**EXERCISE AIM:**
Copy out each line of the listing that has the word "anni" in it.

**INFORMATION SHOWN:**
▬▬▬▬▬▬▬▬▬▬
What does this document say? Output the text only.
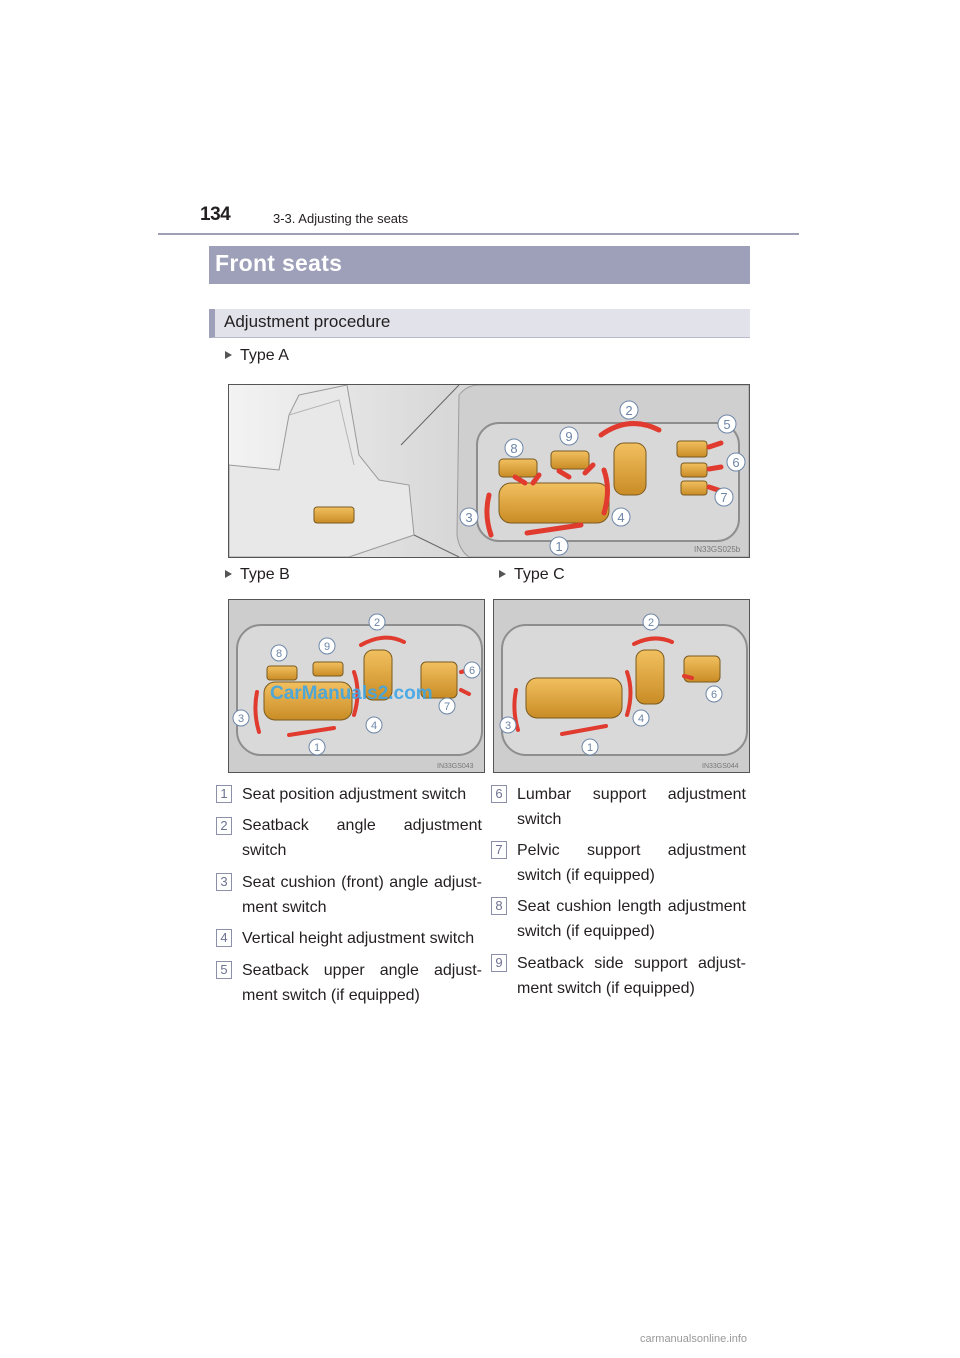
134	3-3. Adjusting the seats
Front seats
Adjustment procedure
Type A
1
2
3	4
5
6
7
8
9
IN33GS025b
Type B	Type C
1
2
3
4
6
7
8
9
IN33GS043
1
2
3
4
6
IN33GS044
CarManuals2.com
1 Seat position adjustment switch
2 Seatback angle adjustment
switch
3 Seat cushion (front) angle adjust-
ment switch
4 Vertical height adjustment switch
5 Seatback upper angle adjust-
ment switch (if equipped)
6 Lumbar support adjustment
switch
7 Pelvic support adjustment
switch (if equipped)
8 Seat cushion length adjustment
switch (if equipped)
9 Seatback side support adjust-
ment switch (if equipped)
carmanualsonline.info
▬▬▬▬▬▬▬▬▬▬
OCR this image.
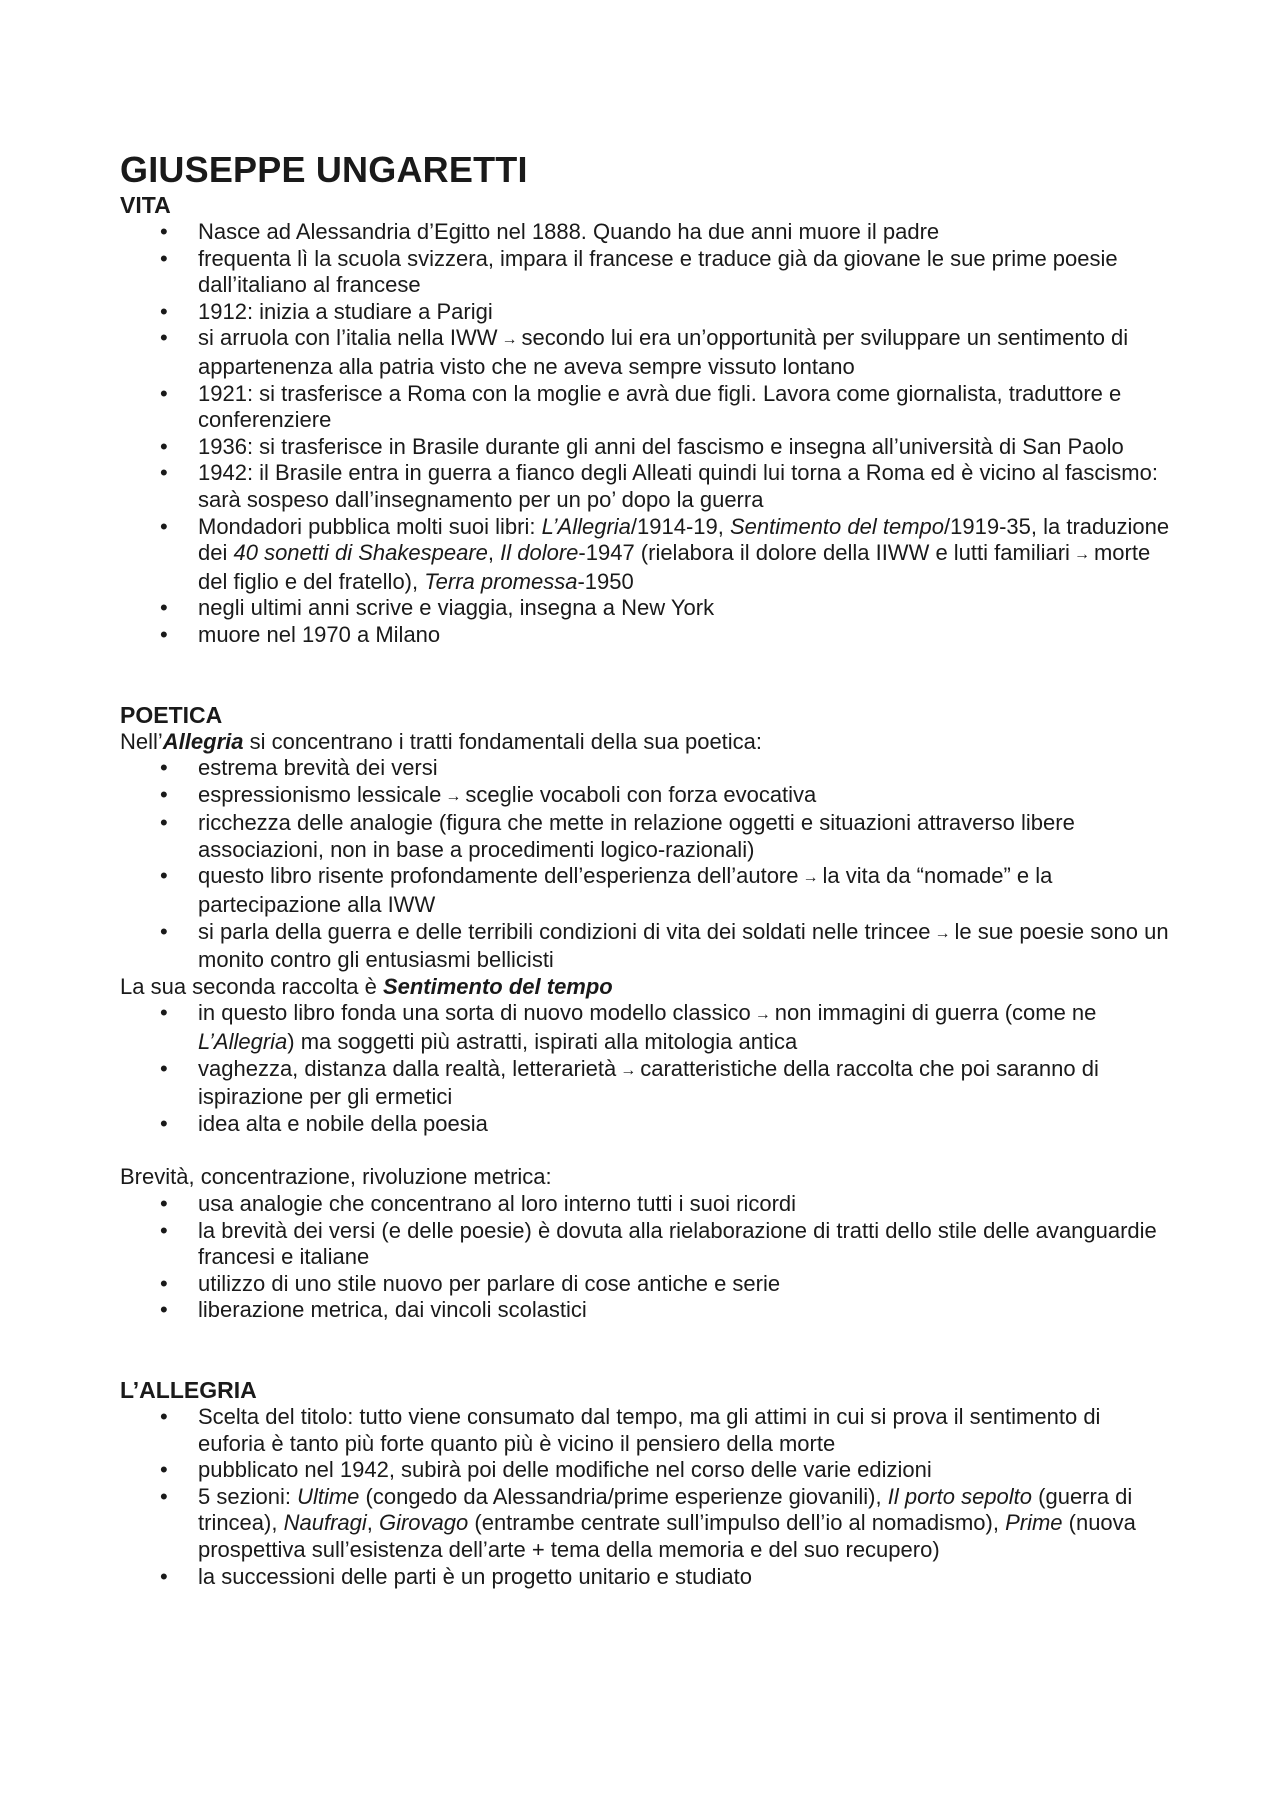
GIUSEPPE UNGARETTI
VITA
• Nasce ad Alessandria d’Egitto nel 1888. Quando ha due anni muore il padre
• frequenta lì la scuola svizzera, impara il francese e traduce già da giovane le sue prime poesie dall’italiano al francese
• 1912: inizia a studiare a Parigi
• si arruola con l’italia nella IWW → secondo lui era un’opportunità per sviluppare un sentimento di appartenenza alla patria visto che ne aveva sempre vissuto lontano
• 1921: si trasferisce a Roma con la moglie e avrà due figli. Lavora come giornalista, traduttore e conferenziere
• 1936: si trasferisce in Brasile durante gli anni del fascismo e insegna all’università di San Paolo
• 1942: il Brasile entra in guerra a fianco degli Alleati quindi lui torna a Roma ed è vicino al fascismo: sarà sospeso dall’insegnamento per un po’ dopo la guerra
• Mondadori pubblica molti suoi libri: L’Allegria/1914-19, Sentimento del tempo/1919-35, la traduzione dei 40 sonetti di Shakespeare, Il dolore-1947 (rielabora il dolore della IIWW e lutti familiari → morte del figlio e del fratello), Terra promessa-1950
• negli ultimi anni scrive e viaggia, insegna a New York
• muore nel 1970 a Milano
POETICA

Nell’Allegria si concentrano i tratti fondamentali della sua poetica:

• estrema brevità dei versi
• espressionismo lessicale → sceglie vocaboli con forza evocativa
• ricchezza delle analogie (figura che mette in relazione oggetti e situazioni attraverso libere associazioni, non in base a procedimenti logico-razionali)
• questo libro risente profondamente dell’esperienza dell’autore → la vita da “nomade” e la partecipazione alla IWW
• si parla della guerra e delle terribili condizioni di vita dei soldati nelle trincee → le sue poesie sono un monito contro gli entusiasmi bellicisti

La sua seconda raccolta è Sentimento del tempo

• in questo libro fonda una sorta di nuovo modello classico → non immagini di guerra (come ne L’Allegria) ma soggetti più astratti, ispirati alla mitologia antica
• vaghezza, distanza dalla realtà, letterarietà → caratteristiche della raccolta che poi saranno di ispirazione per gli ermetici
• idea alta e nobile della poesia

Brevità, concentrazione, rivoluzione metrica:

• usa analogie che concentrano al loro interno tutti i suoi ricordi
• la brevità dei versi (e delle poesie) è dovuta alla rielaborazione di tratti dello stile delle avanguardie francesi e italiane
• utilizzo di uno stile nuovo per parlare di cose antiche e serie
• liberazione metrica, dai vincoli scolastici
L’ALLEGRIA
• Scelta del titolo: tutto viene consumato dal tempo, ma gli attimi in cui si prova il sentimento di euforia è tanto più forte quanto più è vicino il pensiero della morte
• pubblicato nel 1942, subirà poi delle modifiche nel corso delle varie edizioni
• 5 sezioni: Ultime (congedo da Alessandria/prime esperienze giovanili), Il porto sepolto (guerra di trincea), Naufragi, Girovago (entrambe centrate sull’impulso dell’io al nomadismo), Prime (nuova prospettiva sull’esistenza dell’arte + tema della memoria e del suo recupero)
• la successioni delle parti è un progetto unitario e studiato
▬▬▬▬▬▬▬▬▬▬
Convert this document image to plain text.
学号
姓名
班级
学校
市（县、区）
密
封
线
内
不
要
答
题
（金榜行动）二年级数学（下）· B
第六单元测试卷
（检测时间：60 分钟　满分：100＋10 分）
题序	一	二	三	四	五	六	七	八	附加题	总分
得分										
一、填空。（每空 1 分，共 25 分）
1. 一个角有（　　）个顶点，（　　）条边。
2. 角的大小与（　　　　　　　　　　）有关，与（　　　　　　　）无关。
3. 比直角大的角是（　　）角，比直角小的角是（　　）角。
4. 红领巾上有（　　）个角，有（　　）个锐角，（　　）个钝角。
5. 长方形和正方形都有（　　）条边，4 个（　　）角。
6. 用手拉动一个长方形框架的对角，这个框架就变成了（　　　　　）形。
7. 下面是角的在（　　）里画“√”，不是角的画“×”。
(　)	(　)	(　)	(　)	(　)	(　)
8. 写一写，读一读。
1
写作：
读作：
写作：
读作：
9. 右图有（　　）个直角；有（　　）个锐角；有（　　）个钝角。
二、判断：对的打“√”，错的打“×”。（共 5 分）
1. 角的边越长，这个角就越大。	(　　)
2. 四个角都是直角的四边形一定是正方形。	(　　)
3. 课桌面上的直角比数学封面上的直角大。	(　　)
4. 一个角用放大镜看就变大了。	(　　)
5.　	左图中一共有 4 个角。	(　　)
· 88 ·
▬▬▬▬▬▬▬▬▬▬
**FINISHED TASK:**
• Nasce ad Alessandria d’Egitto nel 1888. Quando ha due anni muore il padre
• 1936: si trasferisce in Brasile durante gli anni del fascismo e insegna all’università di San Paolo
• negli ultimi anni scrive e viaggia, insegna a New York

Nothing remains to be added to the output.